Aim
Return the lines below that carry the word "中华人民共和国民事强制执行法".
** BEGIN Data excerpts **
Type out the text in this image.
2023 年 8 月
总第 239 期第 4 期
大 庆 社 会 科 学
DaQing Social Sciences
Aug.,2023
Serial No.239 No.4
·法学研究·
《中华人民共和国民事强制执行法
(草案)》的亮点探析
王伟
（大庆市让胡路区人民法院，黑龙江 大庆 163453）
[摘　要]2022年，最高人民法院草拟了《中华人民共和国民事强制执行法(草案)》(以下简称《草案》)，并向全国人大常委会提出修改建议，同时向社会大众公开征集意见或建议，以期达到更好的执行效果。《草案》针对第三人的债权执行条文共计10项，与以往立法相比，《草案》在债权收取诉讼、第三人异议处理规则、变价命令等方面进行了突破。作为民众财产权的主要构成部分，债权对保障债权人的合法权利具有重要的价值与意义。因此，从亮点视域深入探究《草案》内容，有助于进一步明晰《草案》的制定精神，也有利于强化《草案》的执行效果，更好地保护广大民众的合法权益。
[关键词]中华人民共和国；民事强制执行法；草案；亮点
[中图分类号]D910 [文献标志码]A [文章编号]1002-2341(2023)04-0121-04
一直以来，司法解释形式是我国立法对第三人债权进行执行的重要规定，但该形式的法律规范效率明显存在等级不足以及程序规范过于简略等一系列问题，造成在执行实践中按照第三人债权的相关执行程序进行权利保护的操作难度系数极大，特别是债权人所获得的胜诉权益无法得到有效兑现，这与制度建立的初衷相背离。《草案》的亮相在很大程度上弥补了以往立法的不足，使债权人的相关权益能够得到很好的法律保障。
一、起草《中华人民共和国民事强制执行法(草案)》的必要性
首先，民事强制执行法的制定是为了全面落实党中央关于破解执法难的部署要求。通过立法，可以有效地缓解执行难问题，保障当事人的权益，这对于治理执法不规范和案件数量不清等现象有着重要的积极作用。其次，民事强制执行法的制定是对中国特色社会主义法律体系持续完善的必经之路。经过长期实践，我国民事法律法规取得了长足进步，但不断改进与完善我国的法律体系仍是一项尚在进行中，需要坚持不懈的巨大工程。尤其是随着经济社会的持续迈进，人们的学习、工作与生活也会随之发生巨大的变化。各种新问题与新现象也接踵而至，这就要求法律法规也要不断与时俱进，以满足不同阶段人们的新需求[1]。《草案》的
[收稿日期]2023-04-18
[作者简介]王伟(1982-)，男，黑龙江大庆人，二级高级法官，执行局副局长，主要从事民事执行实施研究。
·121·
** END Data excerpts **
Exercise result
《中华人民共和国民事强制执行法
[摘　要]2022年，最高人民法院草拟了《中华人民共和国民事强制执行法(草案)》(以下简称《草案》)，并向全国人大常委会提出修改建议，同时向社会大众公开征集意见或建议，以期达到更好的执行效果。《草案》针对第三人的债权执行条文共计10项，与以往立法相比，《草案》在债权收取诉讼、第三人异议处理规则、变价命令等方面进行了突破。作为民众财产权的主要构成部分，债权对保障债权人的合法权利具有重要的价值与意义。因此，从亮点视域深入探究《草案》内容，有助于进一步明晰《草案》的制定精神，也有利于强化《草案》的执行效果，更好地保护广大民众的合法权益。
一、起草《中华人民共和国民事强制执行法(草案)》的必要性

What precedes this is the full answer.